What the task asks ▸ Among the lines listed below, count those that include the string "stick", and state only the count.

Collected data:

=======

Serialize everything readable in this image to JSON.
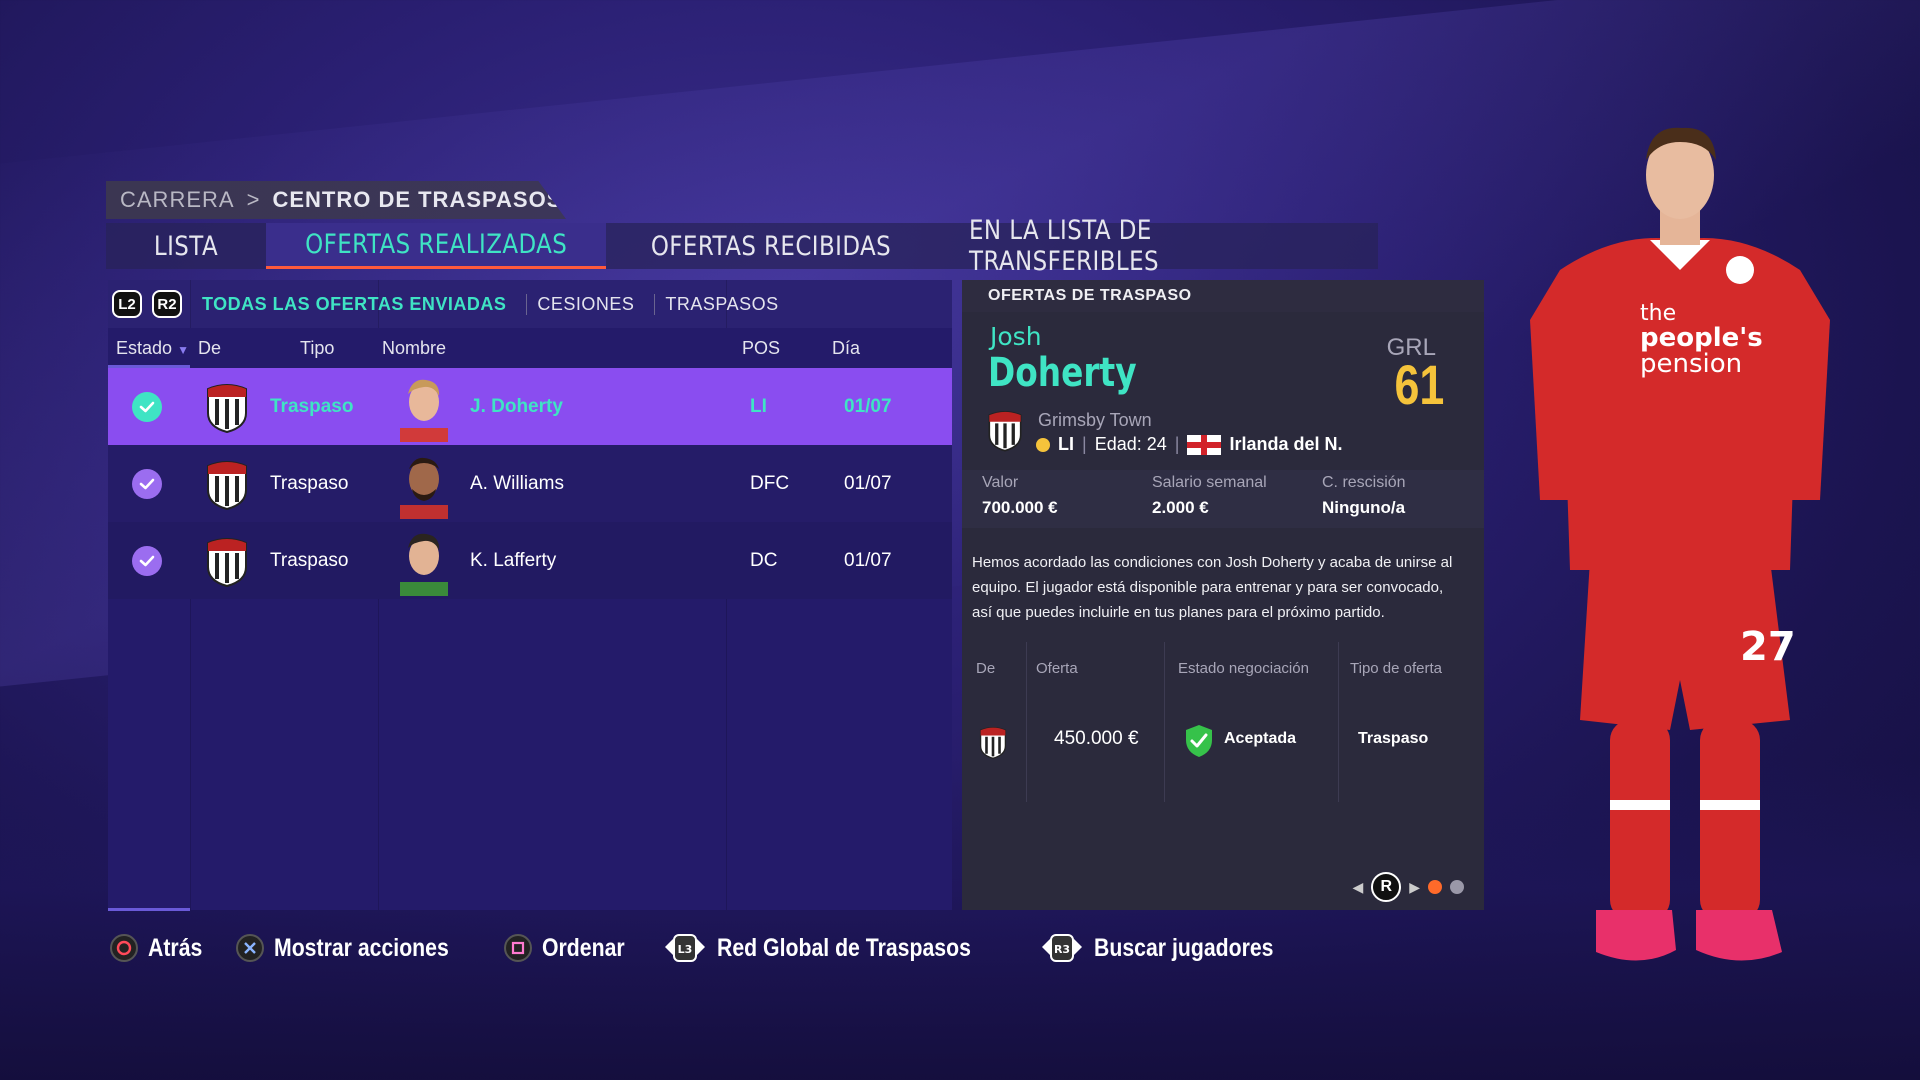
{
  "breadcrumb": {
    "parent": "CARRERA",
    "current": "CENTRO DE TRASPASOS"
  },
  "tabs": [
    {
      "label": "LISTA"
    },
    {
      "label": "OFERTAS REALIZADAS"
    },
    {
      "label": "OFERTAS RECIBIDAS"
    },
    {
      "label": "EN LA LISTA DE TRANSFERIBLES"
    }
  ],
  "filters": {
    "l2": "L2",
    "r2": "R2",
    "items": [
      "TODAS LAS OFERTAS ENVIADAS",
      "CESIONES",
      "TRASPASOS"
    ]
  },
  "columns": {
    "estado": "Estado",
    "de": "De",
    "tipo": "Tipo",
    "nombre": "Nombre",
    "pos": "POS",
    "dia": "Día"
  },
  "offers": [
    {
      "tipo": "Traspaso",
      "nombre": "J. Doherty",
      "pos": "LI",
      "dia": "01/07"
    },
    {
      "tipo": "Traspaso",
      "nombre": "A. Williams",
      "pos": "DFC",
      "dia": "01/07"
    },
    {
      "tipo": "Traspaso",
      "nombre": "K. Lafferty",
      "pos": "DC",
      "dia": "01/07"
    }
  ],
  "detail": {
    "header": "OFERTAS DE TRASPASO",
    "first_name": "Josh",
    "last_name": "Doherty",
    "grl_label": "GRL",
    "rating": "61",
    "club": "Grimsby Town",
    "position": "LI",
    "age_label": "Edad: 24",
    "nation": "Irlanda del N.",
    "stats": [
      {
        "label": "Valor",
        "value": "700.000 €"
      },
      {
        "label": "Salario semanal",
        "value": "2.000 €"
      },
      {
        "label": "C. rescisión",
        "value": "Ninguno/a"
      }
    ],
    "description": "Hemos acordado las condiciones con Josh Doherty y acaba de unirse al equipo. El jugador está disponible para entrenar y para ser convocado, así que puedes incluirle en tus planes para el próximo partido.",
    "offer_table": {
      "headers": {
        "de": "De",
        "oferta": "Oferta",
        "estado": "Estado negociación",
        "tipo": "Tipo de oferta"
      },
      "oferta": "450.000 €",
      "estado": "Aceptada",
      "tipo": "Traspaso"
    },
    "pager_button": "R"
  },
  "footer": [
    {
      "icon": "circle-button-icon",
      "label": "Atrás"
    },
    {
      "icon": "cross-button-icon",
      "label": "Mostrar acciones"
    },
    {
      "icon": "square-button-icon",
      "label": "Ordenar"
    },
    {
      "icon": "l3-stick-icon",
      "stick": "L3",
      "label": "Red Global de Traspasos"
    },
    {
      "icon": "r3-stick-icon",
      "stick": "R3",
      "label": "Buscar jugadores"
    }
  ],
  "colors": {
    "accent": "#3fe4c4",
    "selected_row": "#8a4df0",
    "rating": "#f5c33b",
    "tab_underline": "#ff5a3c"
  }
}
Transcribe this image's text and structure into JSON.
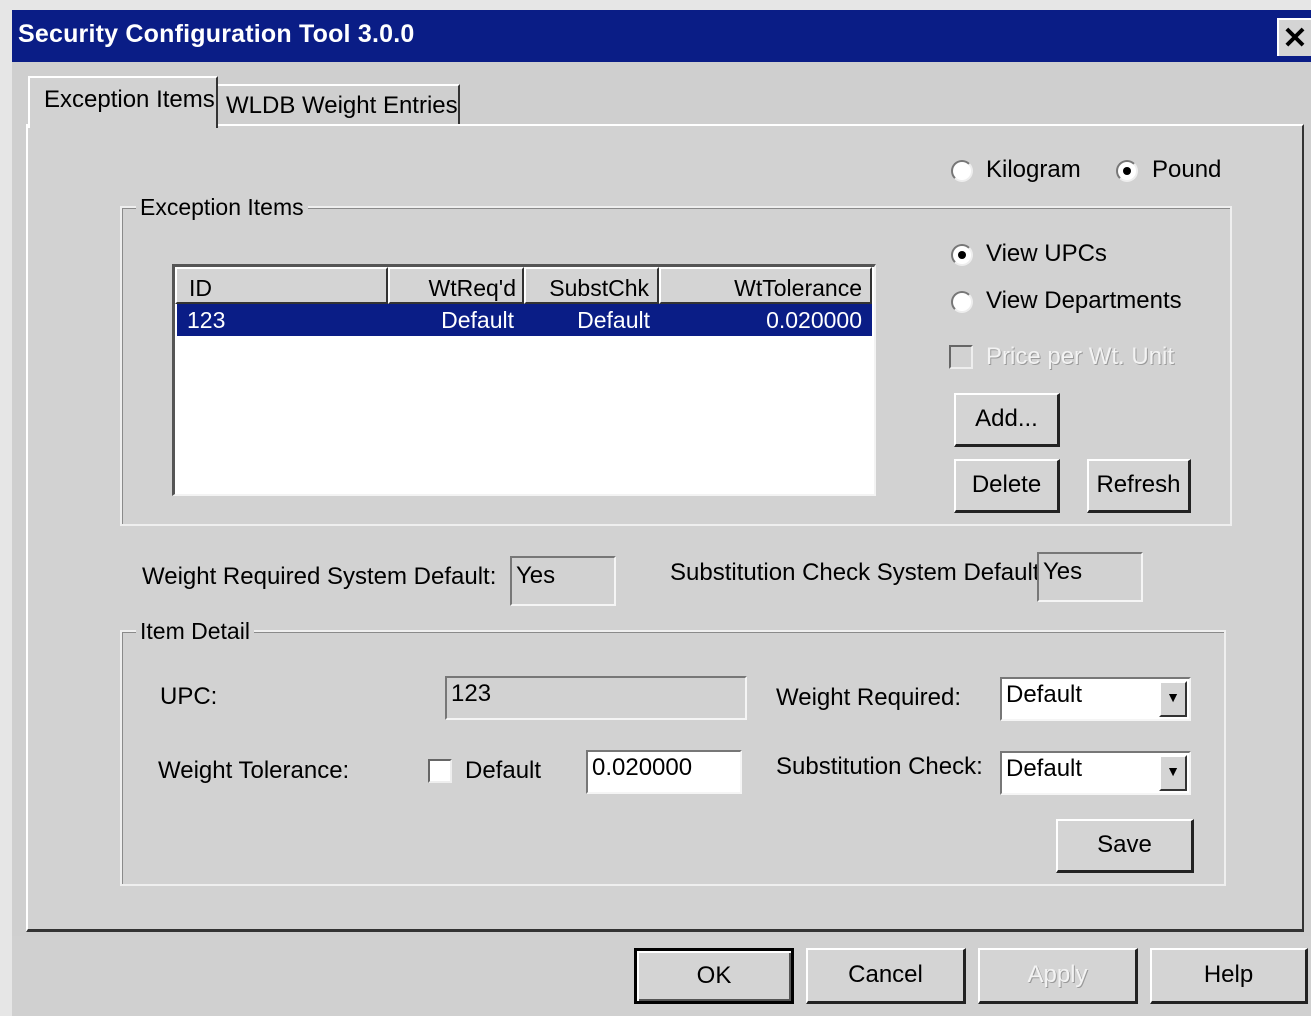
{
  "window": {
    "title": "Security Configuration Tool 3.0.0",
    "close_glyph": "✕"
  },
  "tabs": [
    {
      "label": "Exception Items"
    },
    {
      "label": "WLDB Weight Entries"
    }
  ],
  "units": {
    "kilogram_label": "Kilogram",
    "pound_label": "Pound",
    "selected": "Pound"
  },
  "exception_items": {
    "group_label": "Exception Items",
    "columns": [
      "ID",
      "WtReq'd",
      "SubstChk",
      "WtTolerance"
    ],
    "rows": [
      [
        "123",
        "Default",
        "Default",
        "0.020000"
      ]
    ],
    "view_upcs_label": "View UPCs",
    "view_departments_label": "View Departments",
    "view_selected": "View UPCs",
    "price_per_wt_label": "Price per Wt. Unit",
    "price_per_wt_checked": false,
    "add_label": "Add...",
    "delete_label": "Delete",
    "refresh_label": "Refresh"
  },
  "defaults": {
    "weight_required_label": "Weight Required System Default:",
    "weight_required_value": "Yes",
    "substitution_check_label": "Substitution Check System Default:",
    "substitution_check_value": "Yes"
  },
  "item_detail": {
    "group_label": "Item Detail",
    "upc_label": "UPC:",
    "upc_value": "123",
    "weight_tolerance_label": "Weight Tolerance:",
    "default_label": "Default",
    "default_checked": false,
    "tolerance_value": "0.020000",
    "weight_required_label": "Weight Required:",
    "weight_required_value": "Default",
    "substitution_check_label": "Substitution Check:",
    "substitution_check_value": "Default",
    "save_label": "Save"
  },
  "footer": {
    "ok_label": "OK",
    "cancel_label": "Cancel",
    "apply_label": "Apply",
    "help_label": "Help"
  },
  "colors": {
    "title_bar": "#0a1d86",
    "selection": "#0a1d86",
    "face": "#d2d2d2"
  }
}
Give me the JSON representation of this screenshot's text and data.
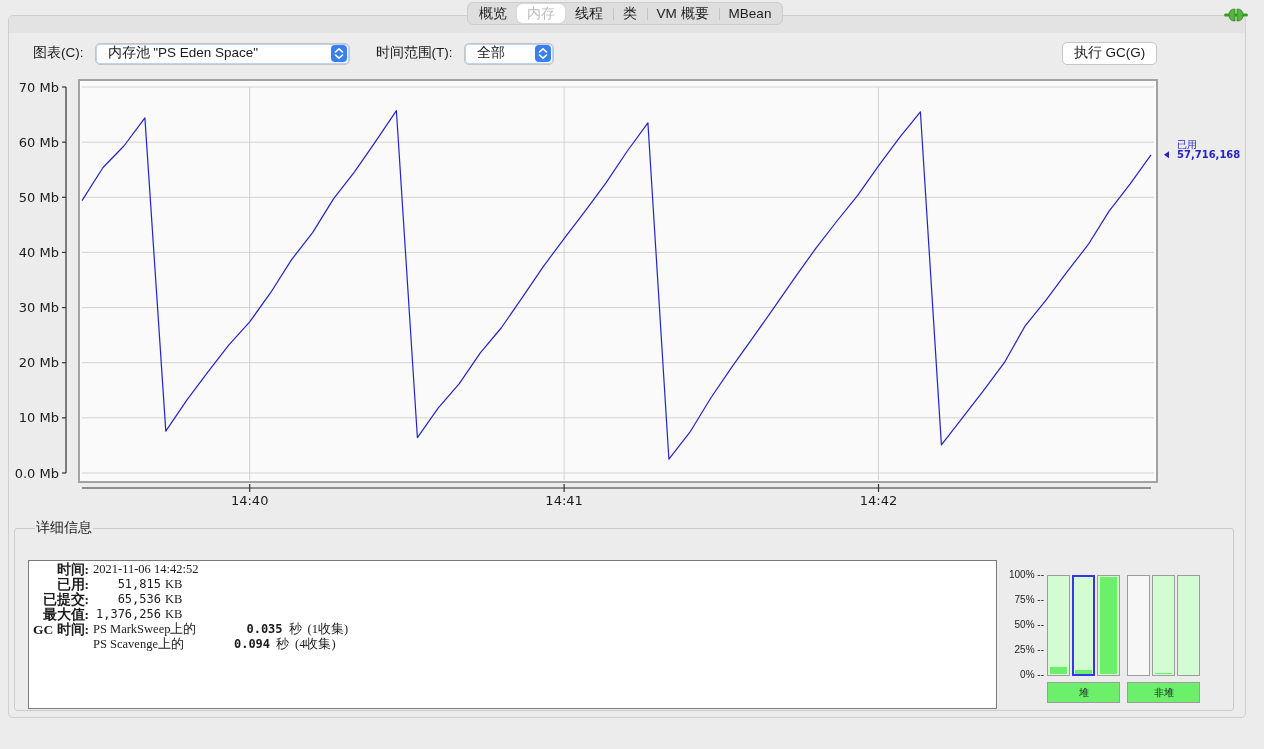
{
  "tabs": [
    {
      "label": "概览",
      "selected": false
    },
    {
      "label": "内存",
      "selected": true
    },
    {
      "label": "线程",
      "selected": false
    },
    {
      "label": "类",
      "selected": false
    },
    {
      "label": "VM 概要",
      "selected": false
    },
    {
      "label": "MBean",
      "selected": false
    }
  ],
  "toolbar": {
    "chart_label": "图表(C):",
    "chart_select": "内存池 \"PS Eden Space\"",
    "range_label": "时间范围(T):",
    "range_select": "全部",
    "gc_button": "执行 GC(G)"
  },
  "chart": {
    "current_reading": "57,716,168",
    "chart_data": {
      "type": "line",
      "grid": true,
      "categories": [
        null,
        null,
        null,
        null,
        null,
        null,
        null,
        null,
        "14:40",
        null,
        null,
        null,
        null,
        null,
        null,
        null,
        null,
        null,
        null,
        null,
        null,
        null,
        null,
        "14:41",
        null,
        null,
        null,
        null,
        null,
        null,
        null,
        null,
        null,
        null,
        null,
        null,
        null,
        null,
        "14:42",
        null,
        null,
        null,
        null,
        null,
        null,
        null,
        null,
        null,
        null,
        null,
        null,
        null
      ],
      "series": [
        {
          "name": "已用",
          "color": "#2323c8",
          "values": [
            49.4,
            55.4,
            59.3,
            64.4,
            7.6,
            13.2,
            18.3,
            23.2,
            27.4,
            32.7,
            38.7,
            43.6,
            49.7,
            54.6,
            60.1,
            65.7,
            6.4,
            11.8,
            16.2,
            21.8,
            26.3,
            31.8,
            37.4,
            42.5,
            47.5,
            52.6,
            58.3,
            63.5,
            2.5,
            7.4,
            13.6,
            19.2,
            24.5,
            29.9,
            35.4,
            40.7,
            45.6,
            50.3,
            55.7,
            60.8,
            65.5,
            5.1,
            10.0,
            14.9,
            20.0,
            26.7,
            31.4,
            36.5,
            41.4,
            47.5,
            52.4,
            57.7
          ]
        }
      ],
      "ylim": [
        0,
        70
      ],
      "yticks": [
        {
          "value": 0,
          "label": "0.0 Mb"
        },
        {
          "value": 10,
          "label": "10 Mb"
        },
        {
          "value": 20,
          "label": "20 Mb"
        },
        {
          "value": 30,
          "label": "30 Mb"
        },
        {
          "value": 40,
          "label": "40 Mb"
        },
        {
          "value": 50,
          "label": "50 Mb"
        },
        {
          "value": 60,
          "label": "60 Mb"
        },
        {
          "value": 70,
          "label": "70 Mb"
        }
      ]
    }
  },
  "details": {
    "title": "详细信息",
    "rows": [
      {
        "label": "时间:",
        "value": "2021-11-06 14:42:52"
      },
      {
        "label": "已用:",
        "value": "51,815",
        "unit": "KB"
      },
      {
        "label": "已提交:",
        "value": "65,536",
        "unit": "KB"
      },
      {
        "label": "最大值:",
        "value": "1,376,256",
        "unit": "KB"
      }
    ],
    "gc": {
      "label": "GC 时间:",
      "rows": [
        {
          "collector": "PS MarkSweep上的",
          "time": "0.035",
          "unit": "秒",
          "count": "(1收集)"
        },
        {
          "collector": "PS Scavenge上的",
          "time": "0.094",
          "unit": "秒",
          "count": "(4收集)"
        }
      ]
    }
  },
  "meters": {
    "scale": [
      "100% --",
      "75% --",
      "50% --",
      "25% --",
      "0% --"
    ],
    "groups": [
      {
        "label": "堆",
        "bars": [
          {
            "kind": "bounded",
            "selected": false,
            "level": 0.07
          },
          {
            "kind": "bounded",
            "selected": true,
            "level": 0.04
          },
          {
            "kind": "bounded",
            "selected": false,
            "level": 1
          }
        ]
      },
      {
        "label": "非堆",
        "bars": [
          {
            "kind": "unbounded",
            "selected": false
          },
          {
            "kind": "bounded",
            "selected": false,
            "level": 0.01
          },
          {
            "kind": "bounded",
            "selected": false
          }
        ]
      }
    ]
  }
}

=======

Correct result ▸ 4